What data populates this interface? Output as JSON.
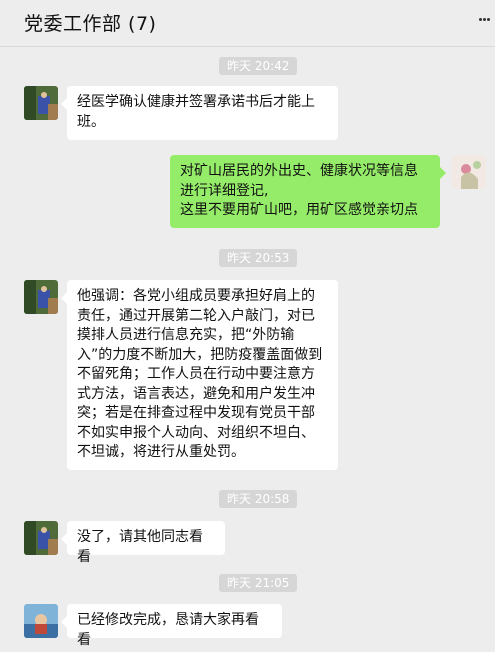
{
  "header": {
    "title": "党委工作部 (7)"
  },
  "messages": [
    {
      "time": "昨天 20:42"
    },
    {
      "text": "经医学确认健康并签署承诺书后才能上班。"
    },
    {
      "text": "对矿山居民的外出史、健康状况等信息进行详细登记,\n这里不要用矿山吧，用矿区感觉亲切点"
    },
    {
      "time": "昨天 20:53"
    },
    {
      "text": "他强调：各党小组成员要承担好肩上的责任，通过开展第二轮入户敲门，对已摸排人员进行信息充实，把“外防输入”的力度不断加大，把防疫覆盖面做到不留死角；工作人员在行动中要注意方式方法，语言表达，避免和用户发生冲突；若是在排查过程中发现有党员干部不如实申报个人动向、对组织不坦白、不坦诚，将进行从重处罚。"
    },
    {
      "time": "昨天 20:58"
    },
    {
      "text": "没了，请其他同志看看"
    },
    {
      "time": "昨天 21:05"
    },
    {
      "text": "已经修改完成，恳请大家再看看"
    }
  ],
  "colors": {
    "background": "#ededed",
    "bubble_self": "#95ec69",
    "bubble_other": "#ffffff",
    "time_badge": "#d6d6d6"
  },
  "icons": {
    "more": "more-dots-icon"
  }
}
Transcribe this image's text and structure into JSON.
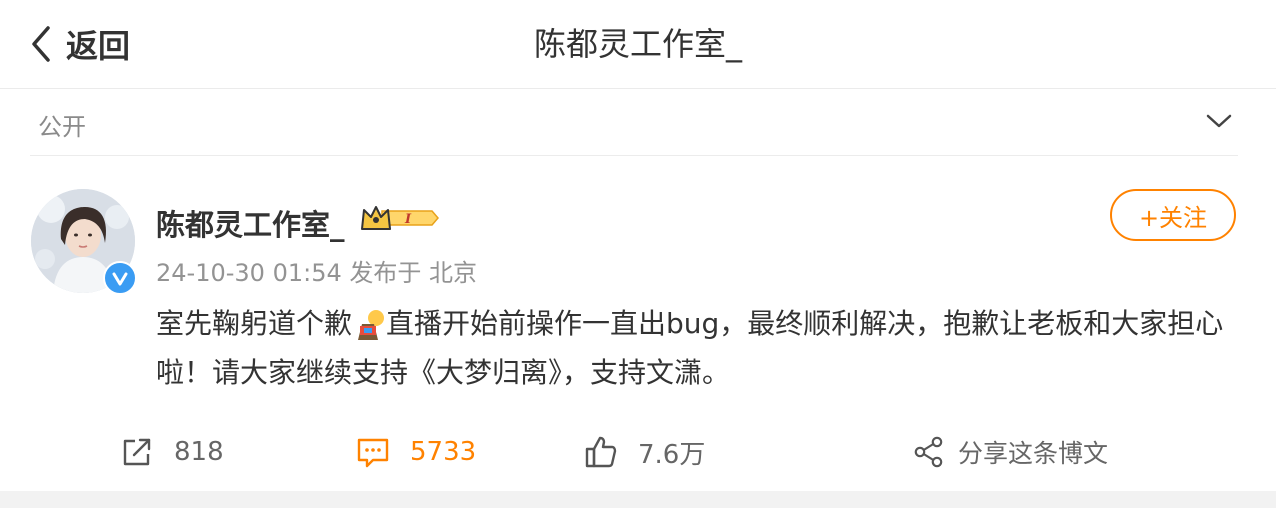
{
  "header": {
    "back_label": "返回",
    "title": "陈都灵工作室_"
  },
  "visibility": {
    "label": "公开"
  },
  "post": {
    "author": "陈都灵工作室_",
    "follow_label": "+关注",
    "timestamp": "24-10-30 01:54",
    "location": "发布于 北京",
    "content_part1": "室先鞠躬道个歉",
    "content_part2": "直播开始前操作一直出bug，最终顺利解决，抱歉让老板和大家担心啦！请大家继续支持《大梦归离》，支持文潇。"
  },
  "actions": {
    "repost_count": "818",
    "comment_count": "5733",
    "like_count": "7.6万",
    "share_label": "分享这条博文"
  },
  "icons": {
    "back": "chevron-left-icon",
    "dropdown": "chevron-down-icon",
    "verified": "verified-badge-icon",
    "member": "crown-badge-icon",
    "emoji": "bowing-emoji-icon",
    "repost": "repost-icon",
    "comment": "comment-icon",
    "like": "thumbs-up-icon",
    "share": "share-icon"
  },
  "colors": {
    "accent": "#ff8200",
    "verified": "#3a9cf3",
    "muted": "#939393"
  }
}
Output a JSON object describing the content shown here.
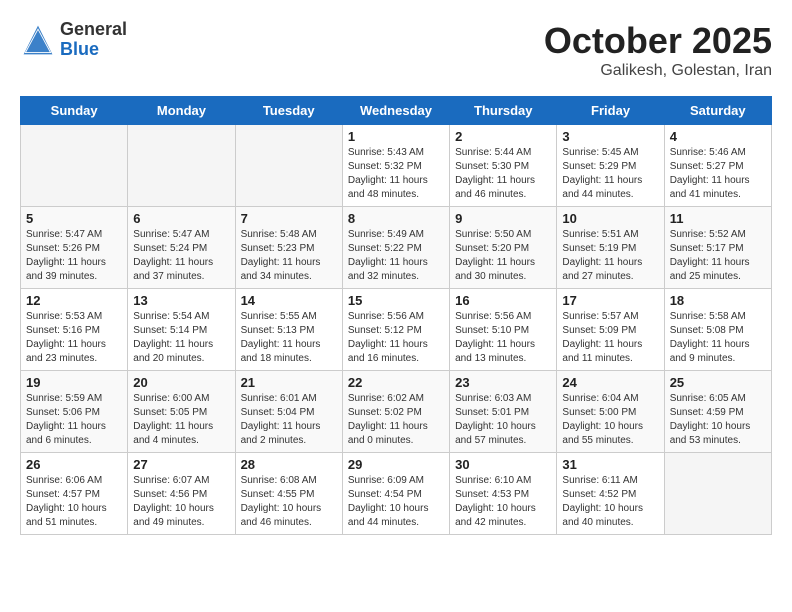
{
  "header": {
    "logo_general": "General",
    "logo_blue": "Blue",
    "title": "October 2025",
    "location": "Galikesh, Golestan, Iran"
  },
  "weekdays": [
    "Sunday",
    "Monday",
    "Tuesday",
    "Wednesday",
    "Thursday",
    "Friday",
    "Saturday"
  ],
  "weeks": [
    [
      {
        "num": "",
        "detail": ""
      },
      {
        "num": "",
        "detail": ""
      },
      {
        "num": "",
        "detail": ""
      },
      {
        "num": "1",
        "detail": "Sunrise: 5:43 AM\nSunset: 5:32 PM\nDaylight: 11 hours\nand 48 minutes."
      },
      {
        "num": "2",
        "detail": "Sunrise: 5:44 AM\nSunset: 5:30 PM\nDaylight: 11 hours\nand 46 minutes."
      },
      {
        "num": "3",
        "detail": "Sunrise: 5:45 AM\nSunset: 5:29 PM\nDaylight: 11 hours\nand 44 minutes."
      },
      {
        "num": "4",
        "detail": "Sunrise: 5:46 AM\nSunset: 5:27 PM\nDaylight: 11 hours\nand 41 minutes."
      }
    ],
    [
      {
        "num": "5",
        "detail": "Sunrise: 5:47 AM\nSunset: 5:26 PM\nDaylight: 11 hours\nand 39 minutes."
      },
      {
        "num": "6",
        "detail": "Sunrise: 5:47 AM\nSunset: 5:24 PM\nDaylight: 11 hours\nand 37 minutes."
      },
      {
        "num": "7",
        "detail": "Sunrise: 5:48 AM\nSunset: 5:23 PM\nDaylight: 11 hours\nand 34 minutes."
      },
      {
        "num": "8",
        "detail": "Sunrise: 5:49 AM\nSunset: 5:22 PM\nDaylight: 11 hours\nand 32 minutes."
      },
      {
        "num": "9",
        "detail": "Sunrise: 5:50 AM\nSunset: 5:20 PM\nDaylight: 11 hours\nand 30 minutes."
      },
      {
        "num": "10",
        "detail": "Sunrise: 5:51 AM\nSunset: 5:19 PM\nDaylight: 11 hours\nand 27 minutes."
      },
      {
        "num": "11",
        "detail": "Sunrise: 5:52 AM\nSunset: 5:17 PM\nDaylight: 11 hours\nand 25 minutes."
      }
    ],
    [
      {
        "num": "12",
        "detail": "Sunrise: 5:53 AM\nSunset: 5:16 PM\nDaylight: 11 hours\nand 23 minutes."
      },
      {
        "num": "13",
        "detail": "Sunrise: 5:54 AM\nSunset: 5:14 PM\nDaylight: 11 hours\nand 20 minutes."
      },
      {
        "num": "14",
        "detail": "Sunrise: 5:55 AM\nSunset: 5:13 PM\nDaylight: 11 hours\nand 18 minutes."
      },
      {
        "num": "15",
        "detail": "Sunrise: 5:56 AM\nSunset: 5:12 PM\nDaylight: 11 hours\nand 16 minutes."
      },
      {
        "num": "16",
        "detail": "Sunrise: 5:56 AM\nSunset: 5:10 PM\nDaylight: 11 hours\nand 13 minutes."
      },
      {
        "num": "17",
        "detail": "Sunrise: 5:57 AM\nSunset: 5:09 PM\nDaylight: 11 hours\nand 11 minutes."
      },
      {
        "num": "18",
        "detail": "Sunrise: 5:58 AM\nSunset: 5:08 PM\nDaylight: 11 hours\nand 9 minutes."
      }
    ],
    [
      {
        "num": "19",
        "detail": "Sunrise: 5:59 AM\nSunset: 5:06 PM\nDaylight: 11 hours\nand 6 minutes."
      },
      {
        "num": "20",
        "detail": "Sunrise: 6:00 AM\nSunset: 5:05 PM\nDaylight: 11 hours\nand 4 minutes."
      },
      {
        "num": "21",
        "detail": "Sunrise: 6:01 AM\nSunset: 5:04 PM\nDaylight: 11 hours\nand 2 minutes."
      },
      {
        "num": "22",
        "detail": "Sunrise: 6:02 AM\nSunset: 5:02 PM\nDaylight: 11 hours\nand 0 minutes."
      },
      {
        "num": "23",
        "detail": "Sunrise: 6:03 AM\nSunset: 5:01 PM\nDaylight: 10 hours\nand 57 minutes."
      },
      {
        "num": "24",
        "detail": "Sunrise: 6:04 AM\nSunset: 5:00 PM\nDaylight: 10 hours\nand 55 minutes."
      },
      {
        "num": "25",
        "detail": "Sunrise: 6:05 AM\nSunset: 4:59 PM\nDaylight: 10 hours\nand 53 minutes."
      }
    ],
    [
      {
        "num": "26",
        "detail": "Sunrise: 6:06 AM\nSunset: 4:57 PM\nDaylight: 10 hours\nand 51 minutes."
      },
      {
        "num": "27",
        "detail": "Sunrise: 6:07 AM\nSunset: 4:56 PM\nDaylight: 10 hours\nand 49 minutes."
      },
      {
        "num": "28",
        "detail": "Sunrise: 6:08 AM\nSunset: 4:55 PM\nDaylight: 10 hours\nand 46 minutes."
      },
      {
        "num": "29",
        "detail": "Sunrise: 6:09 AM\nSunset: 4:54 PM\nDaylight: 10 hours\nand 44 minutes."
      },
      {
        "num": "30",
        "detail": "Sunrise: 6:10 AM\nSunset: 4:53 PM\nDaylight: 10 hours\nand 42 minutes."
      },
      {
        "num": "31",
        "detail": "Sunrise: 6:11 AM\nSunset: 4:52 PM\nDaylight: 10 hours\nand 40 minutes."
      },
      {
        "num": "",
        "detail": ""
      }
    ]
  ]
}
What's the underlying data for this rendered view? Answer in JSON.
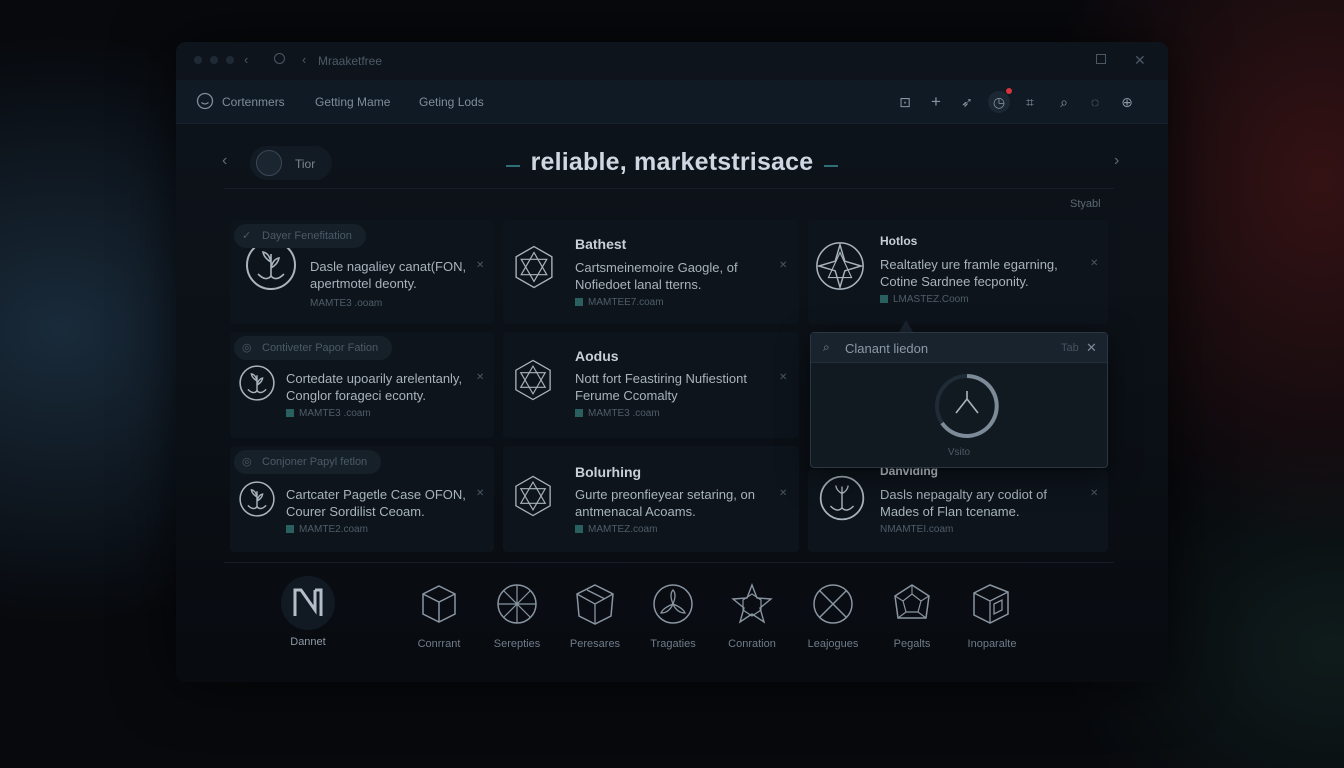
{
  "titlebar": {
    "title": "Mraaketfree"
  },
  "nav": {
    "items": [
      "Cortenmers",
      "Getting Mame",
      "Geting Lods"
    ]
  },
  "header": {
    "pill_label": "Tior",
    "title": "reliable, marketstrisace",
    "sort_label": "Styabl"
  },
  "cards": [
    {
      "tag": "Dayer Fenefitation",
      "heading": "",
      "text": "Dasle nagaliey canat(FON, apertmotel deonty.",
      "link": "MAMTE3 .ooam"
    },
    {
      "tag": "",
      "heading": "Bathest",
      "text": "Cartsmeinemoire Gaogle, of Nofiedoet lanal tterns.",
      "link": "MAMTEE7.coam"
    },
    {
      "tag": "",
      "heading": "Hotlos",
      "text": "Realtatley ure framle egarning, Cotine Sardnee fecponity.",
      "link": "LMASTEZ.Coom"
    },
    {
      "tag": "Contiveter Papor Fation",
      "heading": "",
      "text": "Cortedate upoarily arelentanly, Conglor forageci econty.",
      "link": "MAMTE3 .coam"
    },
    {
      "tag": "",
      "heading": "Aodus",
      "text": "Nott fort Feastiring Nufiestiont Ferume Ccomalty",
      "link": "MAMTE3 .coam"
    },
    {
      "tag": "Conjoner Papyl fetlon",
      "heading": "",
      "text": "Cartcater Pagetle Case OFON, Courer Sordilist Ceoam.",
      "link": "MAMTE2.coam"
    },
    {
      "tag": "",
      "heading": "Bolurhing",
      "text": "Gurte preonfieyear setaring, on antmenacal Acoams.",
      "link": "MAMTEZ.coam"
    },
    {
      "tag": "",
      "heading": "Danviding",
      "text": "Dasls nepagalty ary codiot of Mades of Flan tcename.",
      "link": "NMAMTEI.coam"
    }
  ],
  "popup": {
    "title": "Clanant liedon",
    "tab": "Tab",
    "status": "Vsito"
  },
  "categories": [
    {
      "label": "Dannet",
      "icon": "brand-logo-icon"
    },
    {
      "label": "Conrrant",
      "icon": "cube-icon"
    },
    {
      "label": "Serepties",
      "icon": "star-wheel-icon"
    },
    {
      "label": "Peresares",
      "icon": "box-icon"
    },
    {
      "label": "Tragaties",
      "icon": "propeller-icon"
    },
    {
      "label": "Conration",
      "icon": "star-cube-icon"
    },
    {
      "label": "Leajogues",
      "icon": "cross-circle-icon"
    },
    {
      "label": "Pegalts",
      "icon": "dodecahedron-icon"
    },
    {
      "label": "Inoparalte",
      "icon": "package-icon"
    }
  ],
  "colors": {
    "accent": "#2f6f7a",
    "notification": "#d8333a",
    "background": "#07090d"
  }
}
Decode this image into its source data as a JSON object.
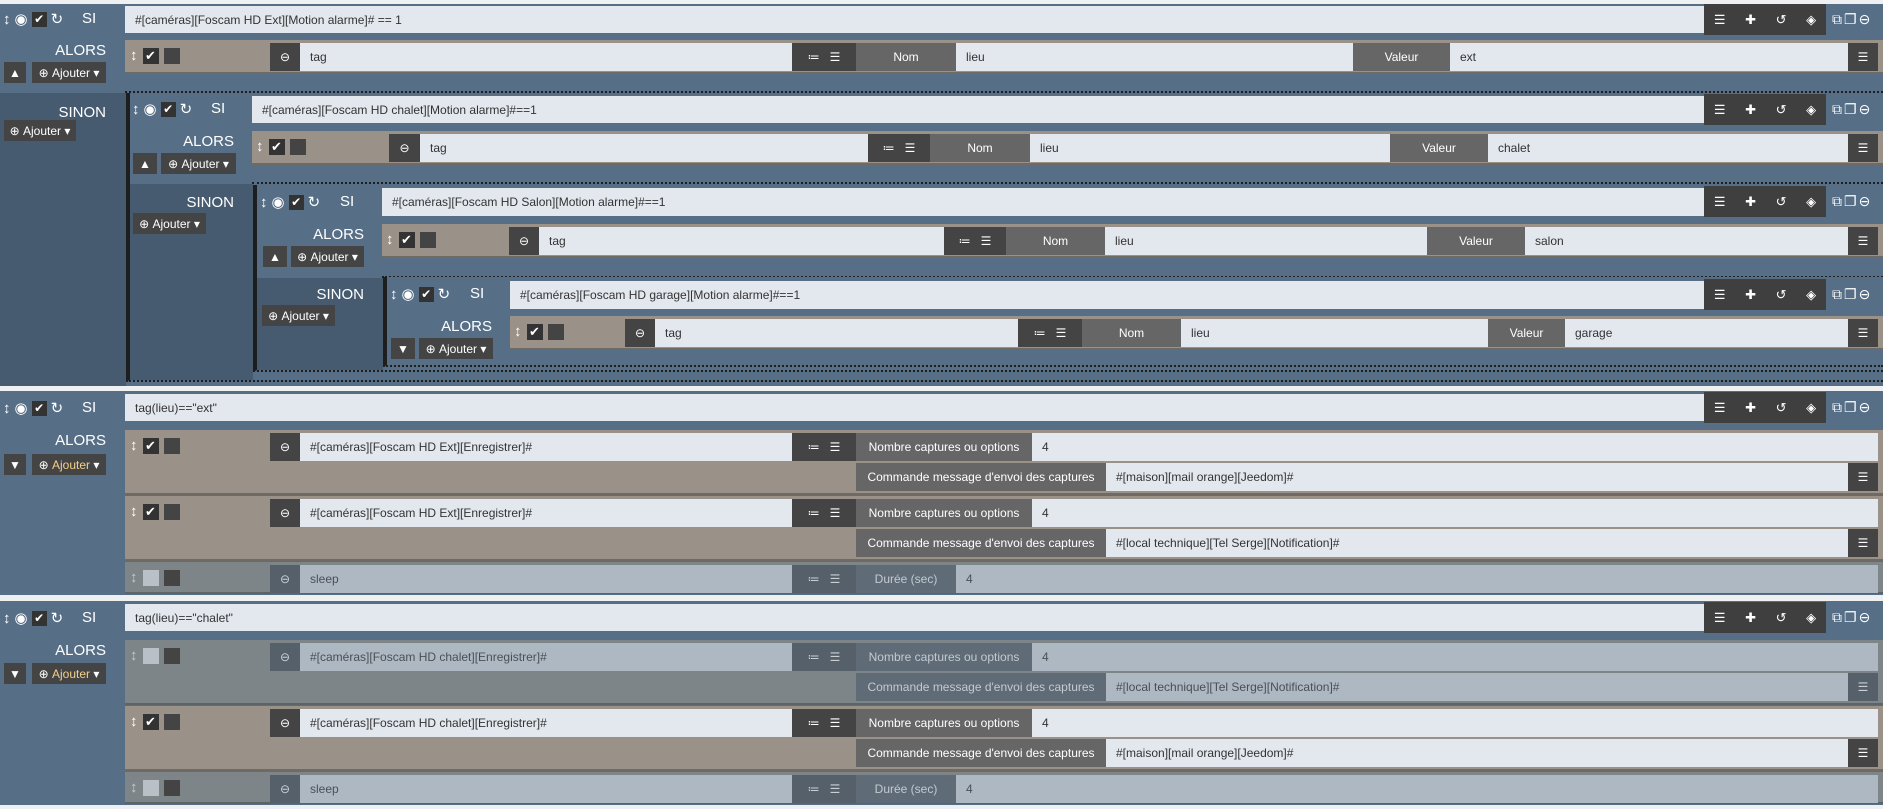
{
  "labels": {
    "si": "SI",
    "alors": "ALORS",
    "sinon": "SINON",
    "ajouter": "Ajouter",
    "nom": "Nom",
    "valeur": "Valeur",
    "nb": "Nombre captures ou options",
    "cmd": "Commande message d'envoi des captures",
    "duree": "Durée (sec)"
  },
  "b1": {
    "cond": "#[caméras][Foscam HD Ext][Motion alarme]# == 1",
    "act": {
      "cmd": "tag",
      "nom": "lieu",
      "val": "ext"
    }
  },
  "b2": {
    "cond": "#[caméras][Foscam HD chalet][Motion alarme]#==1",
    "act": {
      "cmd": "tag",
      "nom": "lieu",
      "val": "chalet"
    }
  },
  "b3": {
    "cond": "#[caméras][Foscam HD Salon][Motion alarme]#==1",
    "act": {
      "cmd": "tag",
      "nom": "lieu",
      "val": "salon"
    }
  },
  "b4": {
    "cond": "#[caméras][Foscam HD garage][Motion alarme]#==1",
    "act": {
      "cmd": "tag",
      "nom": "lieu",
      "val": "garage"
    }
  },
  "b5": {
    "cond": "tag(lieu)==\"ext\"",
    "a1": {
      "cmd": "#[caméras][Foscam HD Ext][Enregistrer]#",
      "nb": "4",
      "msg": "#[maison][mail orange][Jeedom]#",
      "enabled": true
    },
    "a2": {
      "cmd": "#[caméras][Foscam HD Ext][Enregistrer]#",
      "nb": "4",
      "msg": "#[local technique][Tel Serge][Notification]#",
      "enabled": true
    },
    "a3": {
      "cmd": "sleep",
      "duree": "4",
      "enabled": false
    }
  },
  "b6": {
    "cond": "tag(lieu)==\"chalet\"",
    "a1": {
      "cmd": "#[caméras][Foscam HD chalet][Enregistrer]#",
      "nb": "4",
      "msg": "#[local technique][Tel Serge][Notification]#",
      "enabled": false
    },
    "a2": {
      "cmd": "#[caméras][Foscam HD chalet][Enregistrer]#",
      "nb": "4",
      "msg": "#[maison][mail orange][Jeedom]#",
      "enabled": true
    },
    "a3": {
      "cmd": "sleep",
      "duree": "4",
      "enabled": false
    }
  }
}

—————

Your instructions
Above are some records. Count the lines among them with the word "chalet", and answer with the number only.

Correct response
5